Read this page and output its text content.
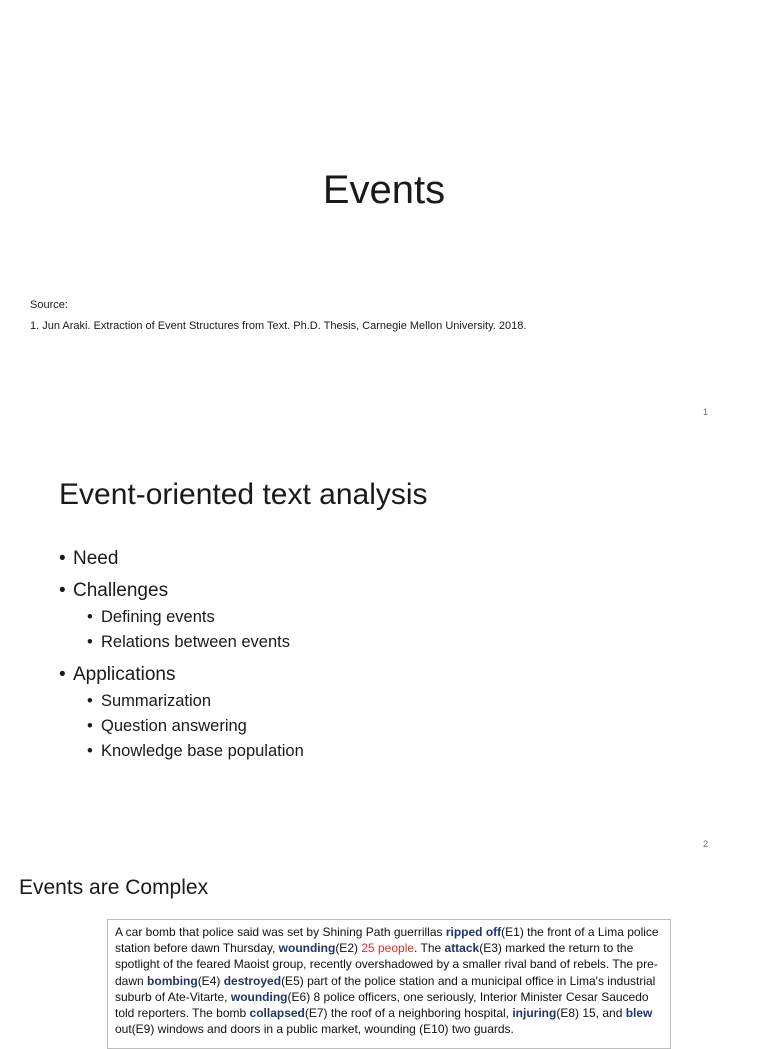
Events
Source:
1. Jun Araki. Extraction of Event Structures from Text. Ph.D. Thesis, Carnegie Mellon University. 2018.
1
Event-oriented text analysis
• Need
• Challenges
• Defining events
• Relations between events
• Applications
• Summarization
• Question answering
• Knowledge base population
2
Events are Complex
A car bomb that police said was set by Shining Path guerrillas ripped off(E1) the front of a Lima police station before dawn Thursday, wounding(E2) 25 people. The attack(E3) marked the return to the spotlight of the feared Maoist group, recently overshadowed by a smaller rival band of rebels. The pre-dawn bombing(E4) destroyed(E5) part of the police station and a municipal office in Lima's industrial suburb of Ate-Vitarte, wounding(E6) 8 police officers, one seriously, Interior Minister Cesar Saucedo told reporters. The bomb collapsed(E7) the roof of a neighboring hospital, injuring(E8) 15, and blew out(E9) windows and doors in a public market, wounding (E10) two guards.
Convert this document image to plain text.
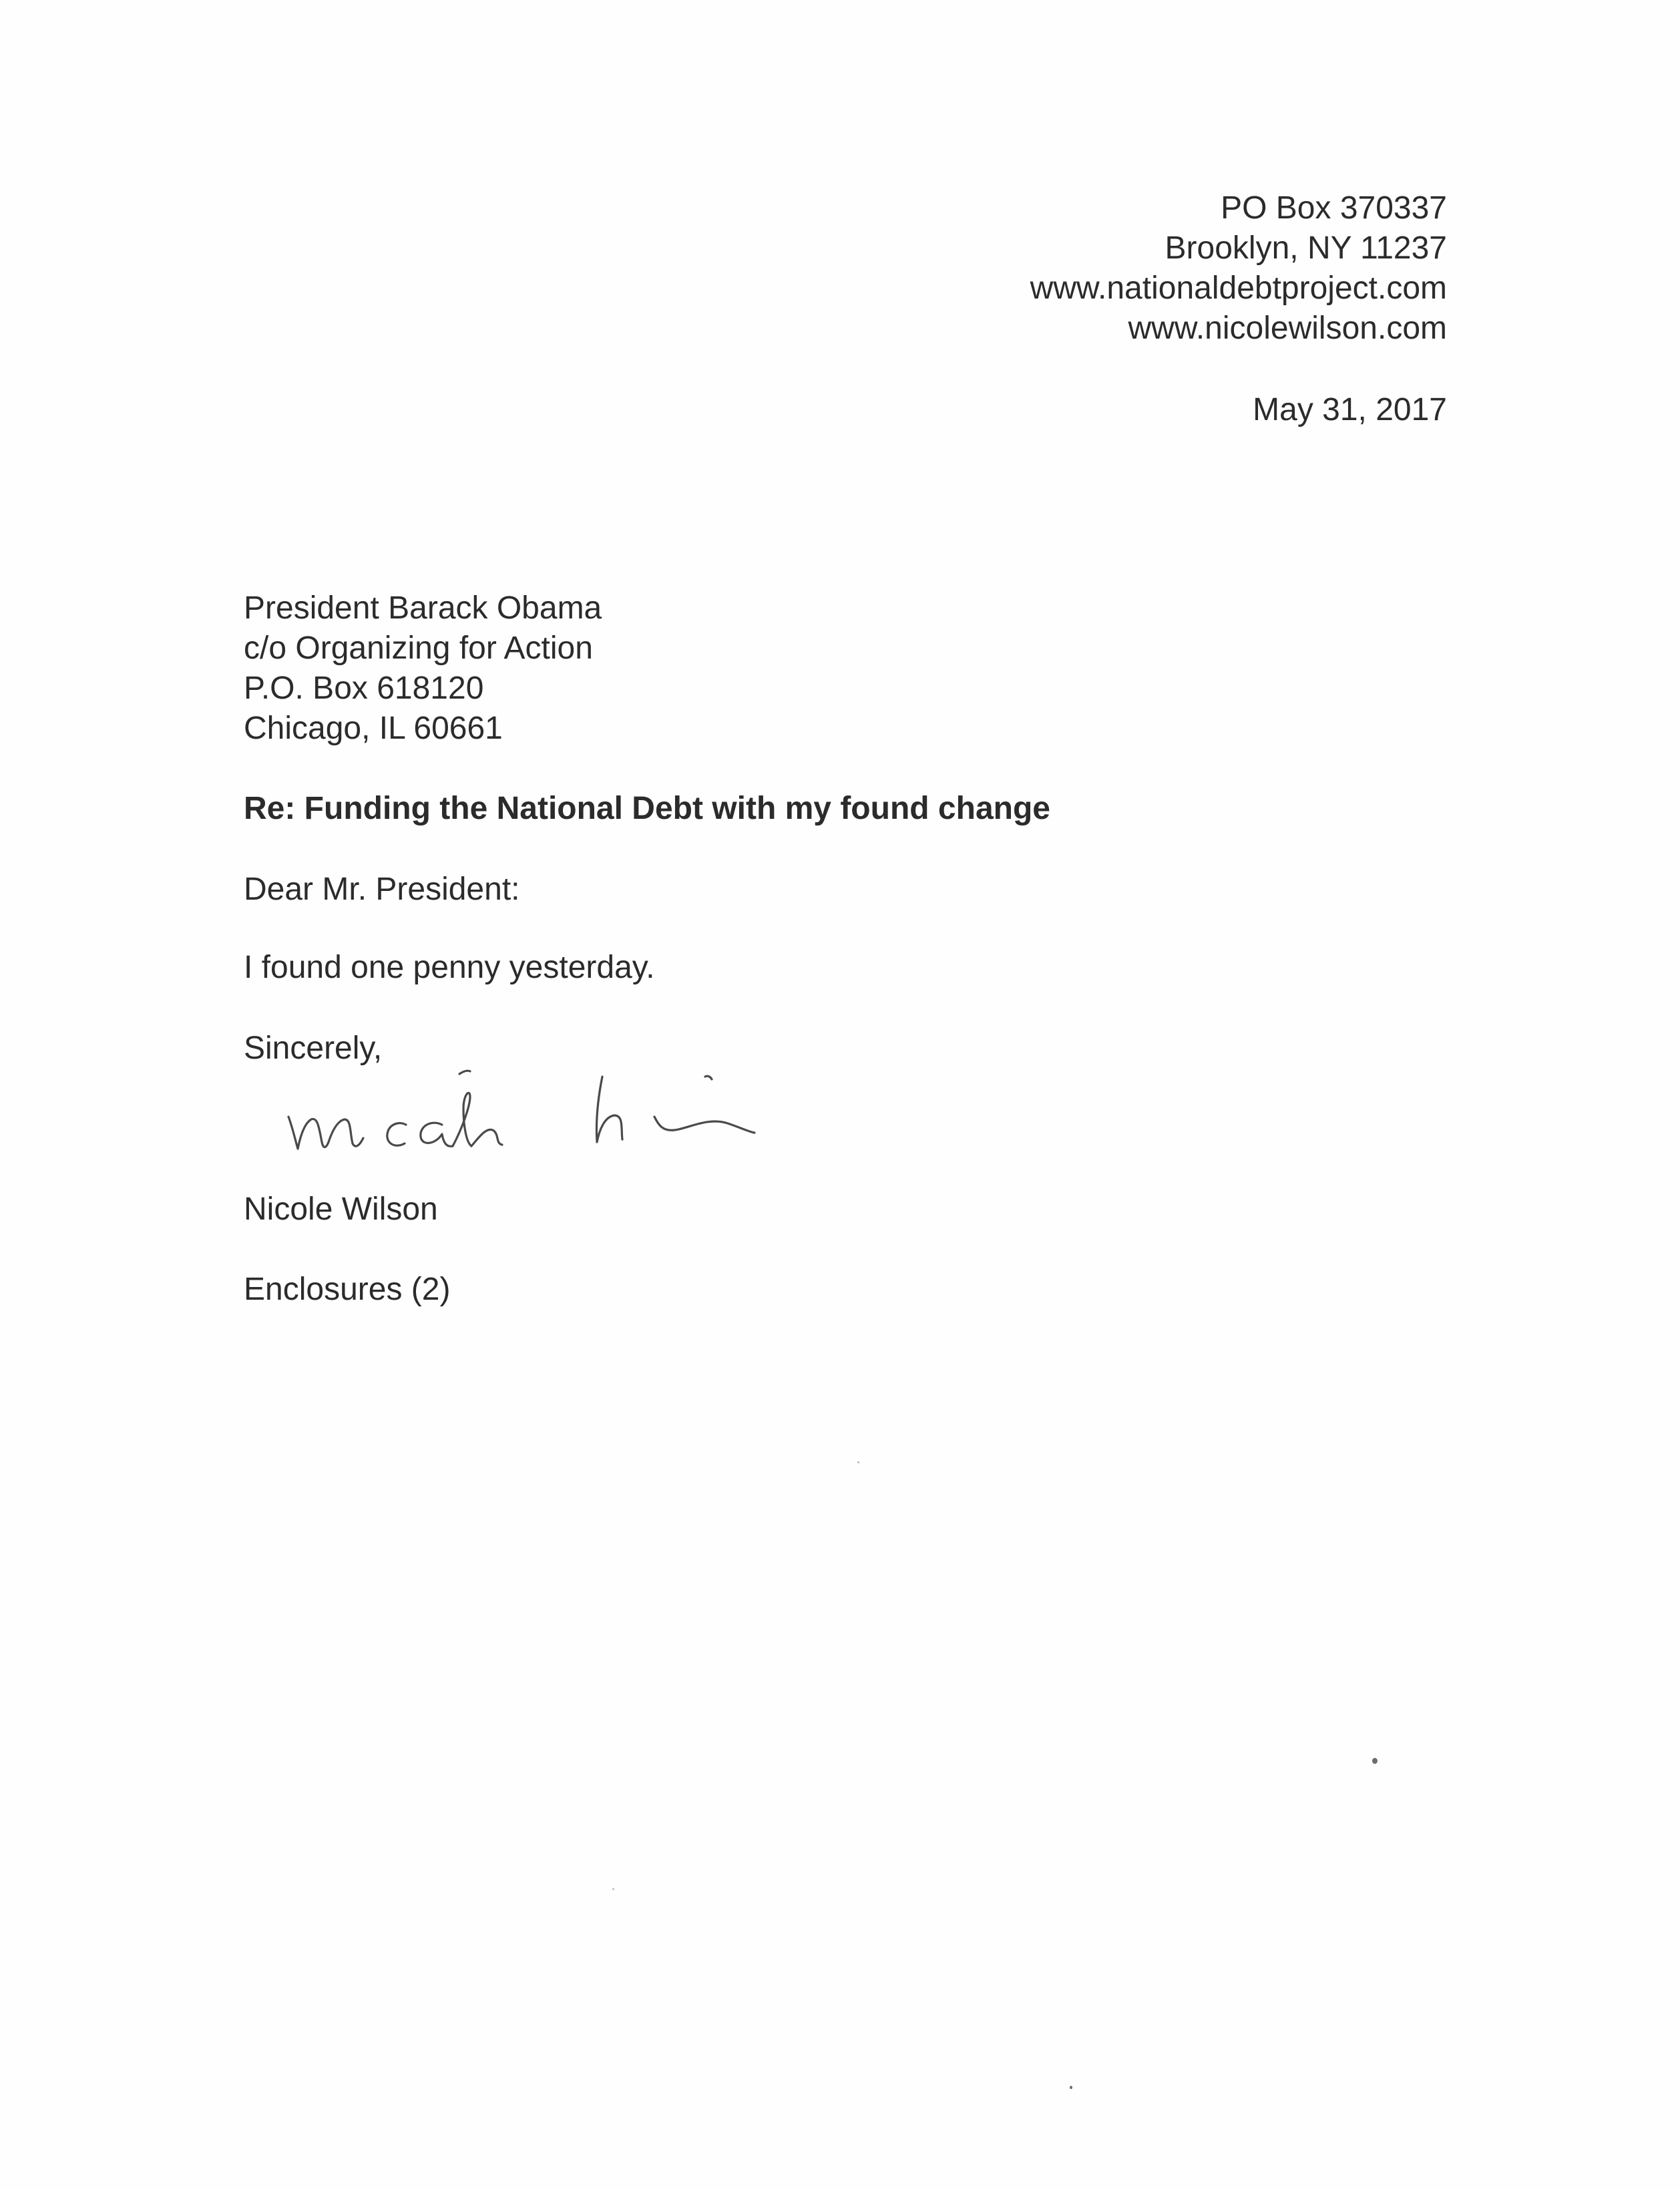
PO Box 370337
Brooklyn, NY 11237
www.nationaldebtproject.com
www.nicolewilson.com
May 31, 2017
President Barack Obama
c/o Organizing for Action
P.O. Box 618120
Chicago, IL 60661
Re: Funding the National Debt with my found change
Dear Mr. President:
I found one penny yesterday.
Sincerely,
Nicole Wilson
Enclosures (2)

....

Look through the records and gather every line containing "found".

*EXERCISE ANSWER:*
Re: Funding the National Debt with my found change
I found one penny yesterday.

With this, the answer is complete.